Problem – Write out all of the records precisely. Skip anything that is a picture.

══════

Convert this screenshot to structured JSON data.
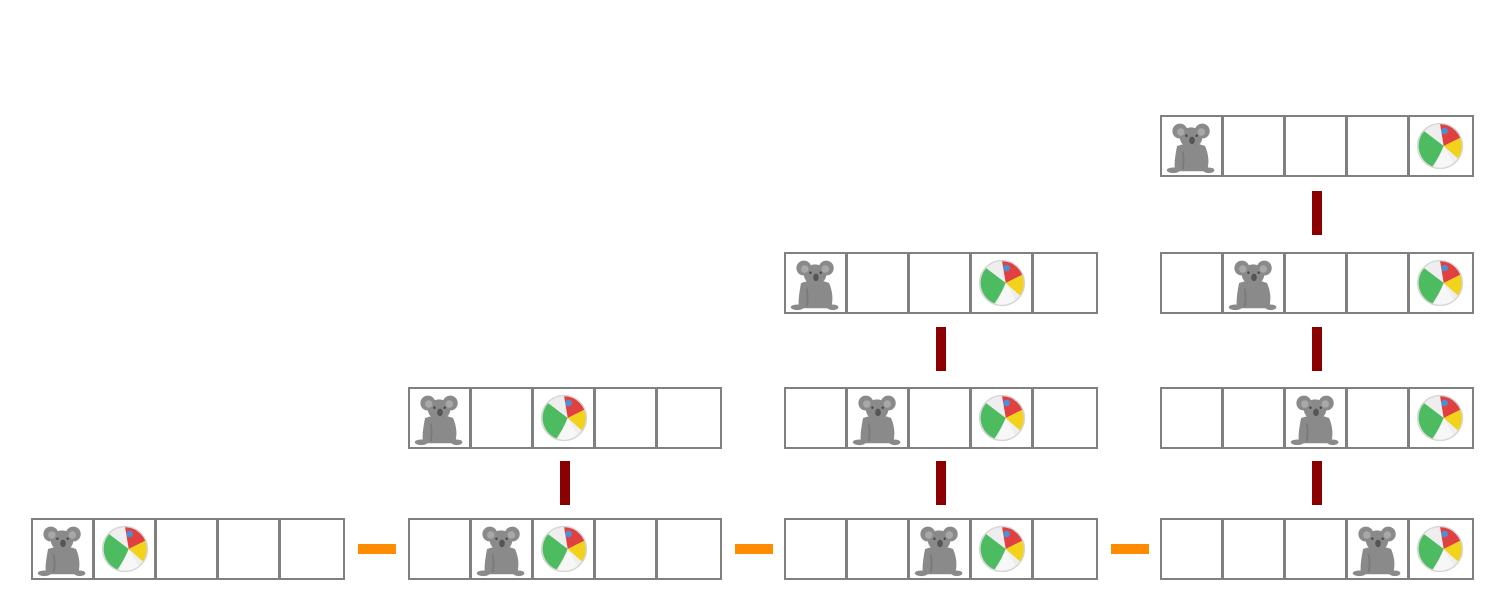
{
  "colors": {
    "cell_border": "#808080",
    "horizontal_connector": "#ff8c00",
    "vertical_connector": "#8b0000",
    "koala": "#8a8a8a",
    "ball_green": "#4dbb5f",
    "ball_red": "#e04040",
    "ball_yellow": "#f2d21b",
    "ball_blue": "#4a90d9"
  },
  "icons": {
    "koala": "koala-icon",
    "ball": "beach-ball-icon"
  },
  "diagram": {
    "cells_per_strip": 5,
    "columns": [
      {
        "rows": [
          {
            "koala": 0,
            "ball": 1
          }
        ]
      },
      {
        "rows": [
          {
            "koala": 1,
            "ball": 2
          },
          {
            "koala": 0,
            "ball": 2
          }
        ]
      },
      {
        "rows": [
          {
            "koala": 2,
            "ball": 3
          },
          {
            "koala": 1,
            "ball": 3
          },
          {
            "koala": 0,
            "ball": 3
          }
        ]
      },
      {
        "rows": [
          {
            "koala": 3,
            "ball": 4
          },
          {
            "koala": 2,
            "ball": 4
          },
          {
            "koala": 1,
            "ball": 4
          },
          {
            "koala": 0,
            "ball": 4
          }
        ]
      }
    ]
  }
}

══════

Answer for this exercise –
Convert this screenshot to structured JSON data.
{
  "colors": {
    "cell_border": "#808080",
    "horizontal_connector": "#ff8c00",
    "vertical_connector": "#8b0000",
    "koala": "#8a8a8a",
    "ball_green": "#4dbb5f",
    "ball_red": "#e04040",
    "ball_yellow": "#f2d21b",
    "ball_blue": "#4a90d9"
  },
  "icons": {
    "koala": "koala-icon",
    "ball": "beach-ball-icon"
  },
  "diagram": {
    "cells_per_strip": 5,
    "columns": [
      {
        "rows": [
          {
            "koala": 0,
            "ball": 1
          }
        ]
      },
      {
        "rows": [
          {
            "koala": 1,
            "ball": 2
          },
          {
            "koala": 0,
            "ball": 2
          }
        ]
      },
      {
        "rows": [
          {
            "koala": 2,
            "ball": 3
          },
          {
            "koala": 1,
            "ball": 3
          },
          {
            "koala": 0,
            "ball": 3
          }
        ]
      },
      {
        "rows": [
          {
            "koala": 3,
            "ball": 4
          },
          {
            "koala": 2,
            "ball": 4
          },
          {
            "koala": 1,
            "ball": 4
          },
          {
            "koala": 0,
            "ball": 4
          }
        ]
      }
    ]
  }
}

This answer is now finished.